DOCUMENT TEXT:
....................

# Expectation over Gaussian random variable with mean zero and finite variance

Can someone explain me how is the expectation of a random variable (say $X$) calculated over Gaussian random variable with mean zero and a finite variance $\varepsilon\sim\mathcal{N}(0,\sigma^{2})$ ?. And what does it intuitively mean to calculate expectation of a random variable over a different random variable $E_\varepsilon(X)$, which in this case is $\varepsilon\sim\mathcal{N}(0,\sigma^2)$ ?

....................

DATA ROWS:
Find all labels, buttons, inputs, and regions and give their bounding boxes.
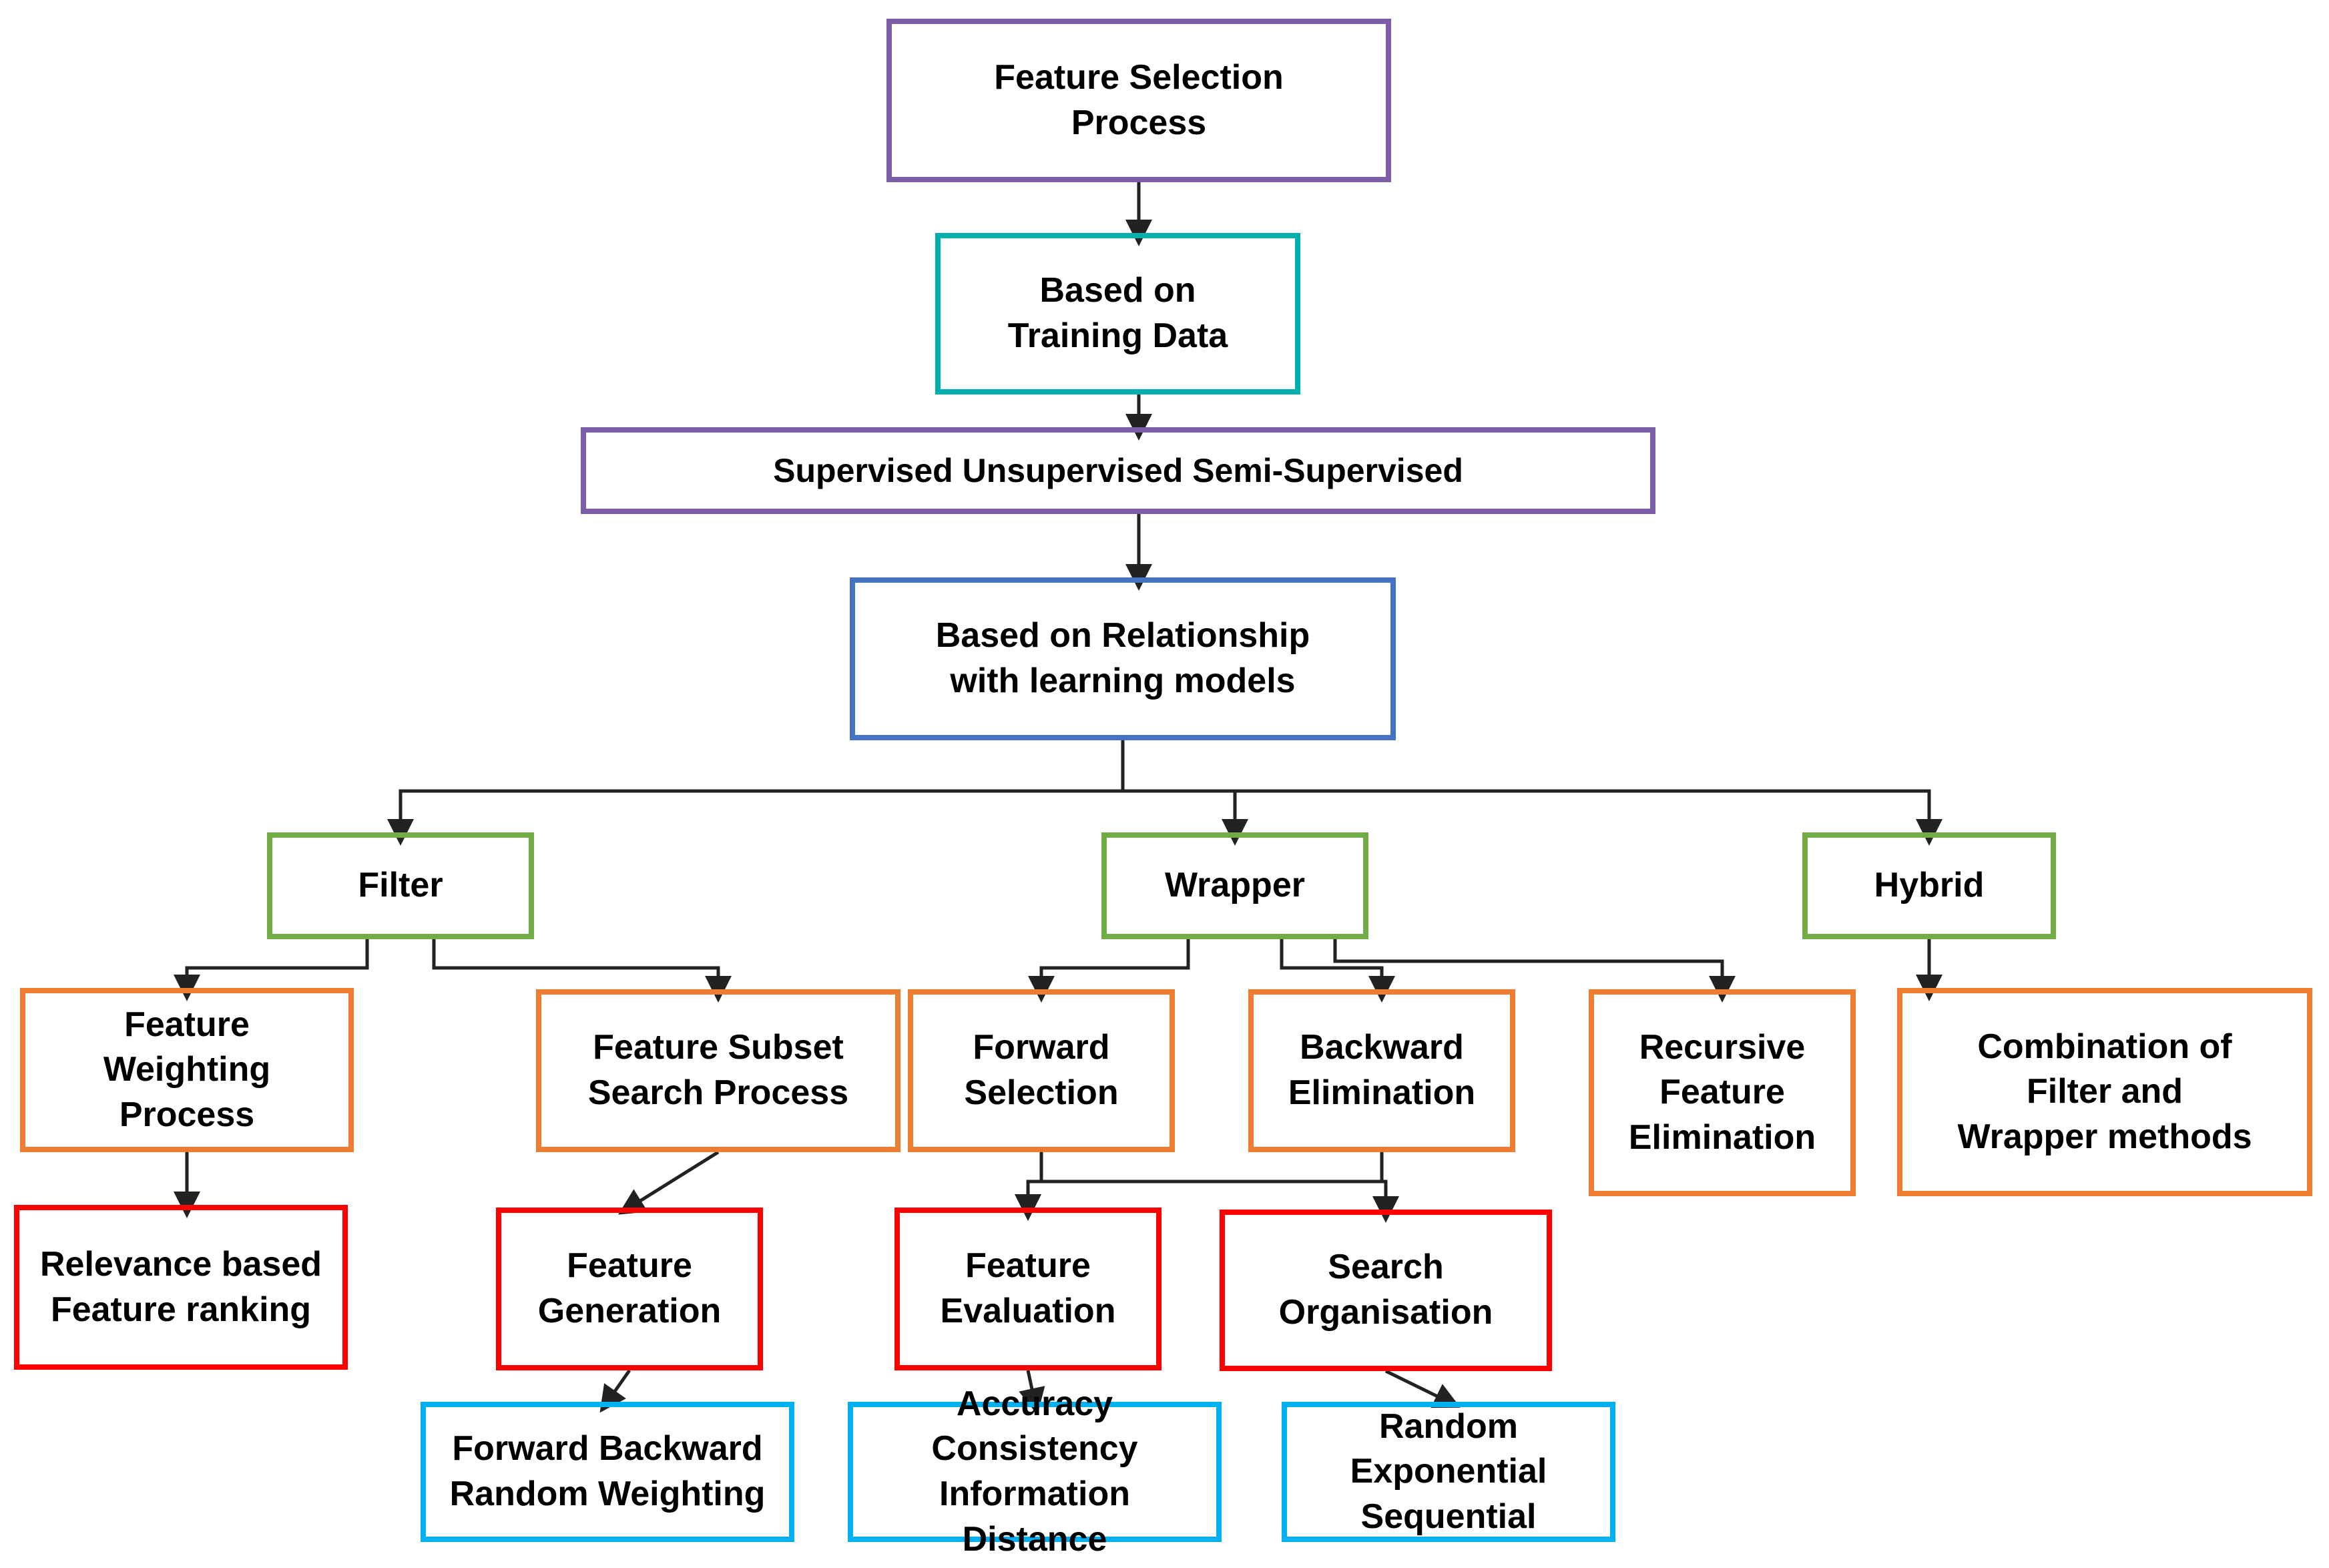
node-forward-selection: Forward Selection	[908, 989, 1175, 1152]
node-supervised-group-label: Supervised Unsupervised Semi-Supervised	[773, 449, 1463, 493]
node-wrapper: Wrapper	[1101, 832, 1368, 939]
node-forward-backward: Forward Backward Random Weighting	[421, 1402, 794, 1542]
node-feature-subset: Feature Subset Search Process	[536, 989, 900, 1152]
node-filter: Filter	[267, 832, 534, 939]
node-random-exponential-label: Random Exponential Sequential	[1307, 1404, 1590, 1540]
node-backward-elimination-label: Backward Elimination	[1288, 1025, 1475, 1115]
node-feature-generation: Feature Generation	[496, 1208, 763, 1370]
node-supervised-group: Supervised Unsupervised Semi-Supervised	[581, 427, 1655, 514]
node-wrapper-label: Wrapper	[1165, 863, 1305, 908]
node-feature-selection: Feature Selection Process	[886, 19, 1391, 182]
node-feature-evaluation: Feature Evaluation	[894, 1208, 1161, 1370]
node-forward-selection-label: Forward Selection	[964, 1025, 1118, 1115]
node-based-on-relationship: Based on Relationship with learning mode…	[850, 577, 1396, 740]
node-relevance-ranking-label: Relevance based Feature ranking	[40, 1242, 322, 1332]
node-combination: Combination of Filter and Wrapper method…	[1897, 988, 2312, 1196]
node-accuracy-consistency: Accuracy Consistency Information Distanc…	[848, 1402, 1222, 1542]
node-based-on-relationship-label: Based on Relationship with learning mode…	[936, 613, 1310, 704]
node-search-organisation: Search Organisation	[1220, 1210, 1552, 1371]
node-backward-elimination: Backward Elimination	[1248, 989, 1515, 1152]
node-relevance-ranking: Relevance based Feature ranking	[14, 1205, 348, 1370]
diagram: Feature Selection Process Based on Train…	[0, 0, 2329, 1568]
node-hybrid-label: Hybrid	[1874, 863, 1985, 908]
node-feature-weighting-label: Feature Weighting Process	[45, 1003, 328, 1138]
node-combination-label: Combination of Filter and Wrapper method…	[1957, 1025, 2252, 1160]
node-filter-label: Filter	[358, 863, 443, 908]
node-feature-weighting: Feature Weighting Process	[20, 988, 354, 1152]
node-recursive-feature-label: Recursive Feature Elimination	[1629, 1025, 1816, 1161]
node-feature-subset-label: Feature Subset Search Process	[588, 1025, 848, 1115]
node-feature-selection-label: Feature Selection Process	[994, 55, 1283, 146]
node-recursive-feature: Recursive Feature Elimination	[1589, 989, 1856, 1196]
node-random-exponential: Random Exponential Sequential	[1282, 1402, 1615, 1542]
node-hybrid: Hybrid	[1802, 832, 2056, 939]
node-feature-evaluation-label: Feature Evaluation	[941, 1244, 1116, 1334]
node-based-on-training-label: Based on Training Data	[1008, 268, 1228, 358]
node-based-on-training: Based on Training Data	[935, 233, 1300, 395]
node-search-organisation-label: Search Organisation	[1279, 1245, 1493, 1335]
node-accuracy-consistency-label: Accuracy Consistency Information Distanc…	[873, 1382, 1196, 1562]
node-forward-backward-label: Forward Backward Random Weighting	[450, 1426, 766, 1517]
node-feature-generation-label: Feature Generation	[538, 1244, 722, 1334]
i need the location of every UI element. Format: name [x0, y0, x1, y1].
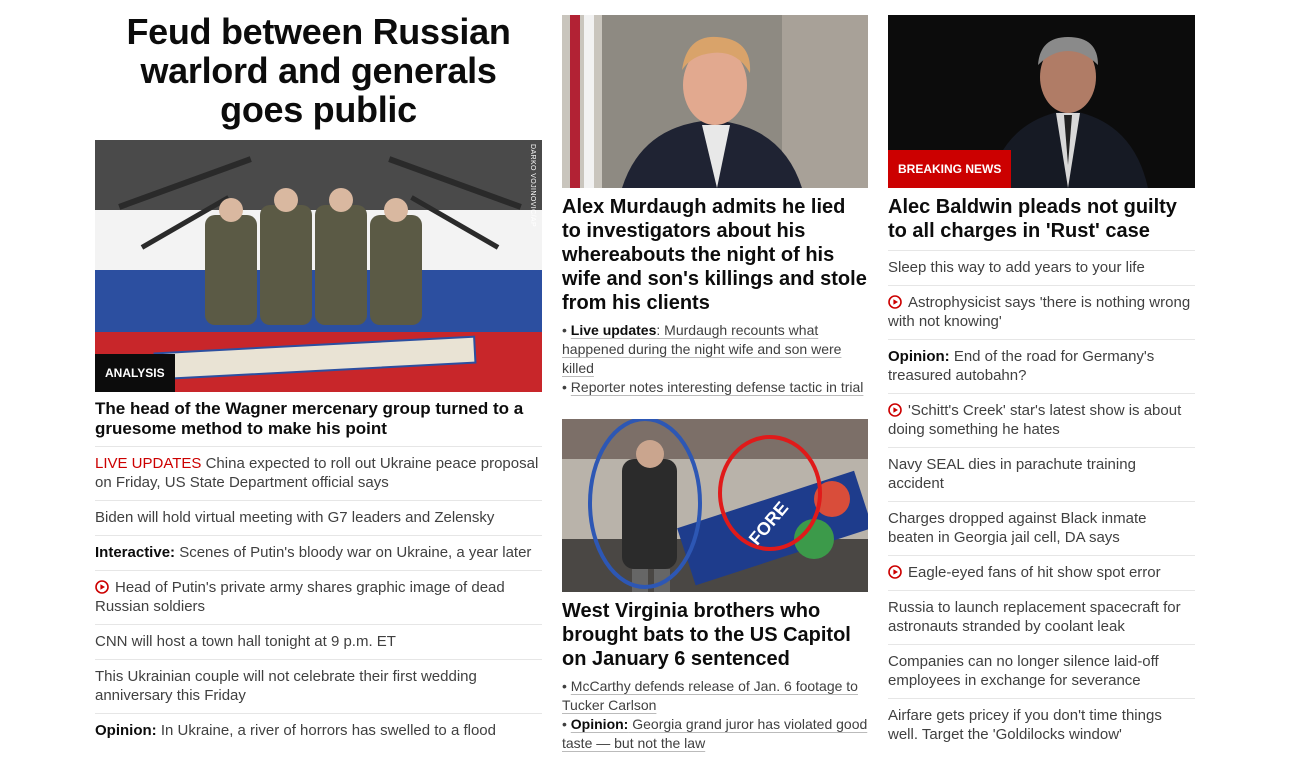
murdaugh-photo: [562, 15, 868, 188]
list-item[interactable]: CNN will host a town hall tonight at 9 p…: [95, 624, 542, 659]
opinion-link[interactable]: Opinion:: [571, 716, 629, 732]
capitol-photo: FORE: [562, 419, 868, 592]
list-item[interactable]: Opinion: In Ukraine, a river of horrors …: [95, 713, 542, 748]
right-column: BREAKING NEWS Alec Baldwin pleads not gu…: [888, 0, 1195, 752]
list-item[interactable]: Head of Putin's private army shares grap…: [95, 570, 542, 624]
live-updates-link[interactable]: Live updates: [571, 322, 657, 338]
list-item[interactable]: Companies can no longer silence laid-off…: [888, 644, 1195, 698]
interactive-label: Interactive:: [95, 544, 176, 561]
right-related-list: Sleep this way to add years to your life…: [888, 250, 1195, 752]
bullet-item[interactable]: • Live updates: Murdaugh recounts what h…: [562, 321, 868, 378]
opinion-label: Opinion:: [95, 722, 157, 739]
capitol-image[interactable]: FORE: [562, 419, 868, 592]
lead-headline[interactable]: Feud between Russian warlord and general…: [95, 12, 542, 129]
list-item[interactable]: Airfare gets pricey if you don't time th…: [888, 698, 1195, 752]
opinion-label: Opinion:: [888, 348, 950, 365]
middle-column: Alex Murdaugh admits he lied to investig…: [562, 0, 868, 753]
lead-related-list: LIVE UPDATES China expected to roll out …: [95, 446, 542, 748]
list-item[interactable]: Charges dropped against Black inmate bea…: [888, 501, 1195, 555]
wagner-mural-image[interactable]: DARKO VOJINOVIC/AP ANALYSIS: [95, 140, 542, 392]
list-item[interactable]: LIVE UPDATES China expected to roll out …: [95, 446, 542, 500]
list-item[interactable]: Sleep this way to add years to your life: [888, 250, 1195, 285]
lead-story-title[interactable]: The head of the Wagner mercenary group t…: [95, 399, 542, 439]
play-icon: [95, 580, 109, 594]
analysis-label: ANALYSIS: [95, 354, 175, 392]
play-icon: [888, 565, 902, 579]
play-icon: [888, 403, 902, 417]
murdaugh-title[interactable]: Alex Murdaugh admits he lied to investig…: [562, 195, 868, 315]
list-item[interactable]: Eagle-eyed fans of hit show spot error: [888, 555, 1195, 590]
photo-credit: DARKO VOJINOVIC/AP: [529, 144, 536, 228]
list-item[interactable]: Opinion: End of the road for Germany's t…: [888, 339, 1195, 393]
breaking-news-label: BREAKING NEWS: [888, 150, 1012, 188]
list-item[interactable]: Biden will hold virtual meeting with G7 …: [95, 500, 542, 535]
bullet-item[interactable]: • Reporter notes interesting defense tac…: [562, 378, 868, 397]
murdaugh-bullets: • Live updates: Murdaugh recounts what h…: [562, 321, 868, 397]
lead-column: Feud between Russian warlord and general…: [95, 0, 542, 748]
baldwin-title[interactable]: Alec Baldwin pleads not guilty to all ch…: [888, 195, 1195, 243]
baldwin-image[interactable]: BREAKING NEWS: [888, 15, 1195, 188]
list-item[interactable]: This Ukrainian couple will not celebrate…: [95, 659, 542, 713]
murdaugh-image[interactable]: [562, 15, 868, 188]
list-item[interactable]: 'Schitt's Creek' star's latest show is a…: [888, 393, 1195, 447]
list-item[interactable]: Navy SEAL dies in parachute training acc…: [888, 447, 1195, 501]
list-item[interactable]: Interactive: Scenes of Putin's bloody wa…: [95, 535, 542, 570]
play-icon: [888, 295, 902, 309]
live-updates-label: LIVE UPDATES: [95, 455, 202, 472]
bullet-item[interactable]: • Opinion: Georgia grand juror has viola…: [562, 715, 868, 753]
bullet-item[interactable]: • McCarthy defends release of Jan. 6 foo…: [562, 677, 868, 715]
capitol-title[interactable]: West Virginia brothers who brought bats …: [562, 599, 868, 671]
capitol-bullets: • McCarthy defends release of Jan. 6 foo…: [562, 677, 868, 753]
list-item[interactable]: Russia to launch replacement spacecraft …: [888, 590, 1195, 644]
list-item[interactable]: Astrophysicist says 'there is nothing wr…: [888, 285, 1195, 339]
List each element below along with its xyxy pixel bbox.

....................

EXERCISE TASKS:
• 1. Which math expressions set between dollar signs appear in the question about expectation over a Gaussian random variable? List every one, in order.
• 2. In the entries, rewrite the lines from the one with "murdaugh-photo: [562, 15, 868, 188]" up to and including the one with "322, 657, 338]", swapping "list-item" for "list-row" and leaving everything else unchanged. Return only those lines.

IN RESPONSE:
• 1.
1. $X$
2. $\varepsilon\sim\mathcal{N}(0,\sigma^{2})$
3. $E_\varepsilon(X)$
4. $\varepsilon\sim\mathcal{N}(0,\sigma^2)$

• 2.
murdaugh-photo: [562, 15, 868, 188]
list-row[interactable]: CNN will host a town hall tonight at 9 p…: [95, 624, 542, 659]
opinion-link[interactable]: Opinion:: [571, 716, 629, 732]
capitol-photo: FORE: [562, 419, 868, 592]
list-row[interactable]: Opinion: In Ukraine, a river of horrors …: [95, 713, 542, 748]
right-column: BREAKING NEWS Alec Baldwin pleads not gu…: [888, 0, 1195, 752]
list-row[interactable]: Head of Putin's private army shares grap…: [95, 570, 542, 624]
live-updates-link[interactable]: Live updates: [571, 322, 657, 338]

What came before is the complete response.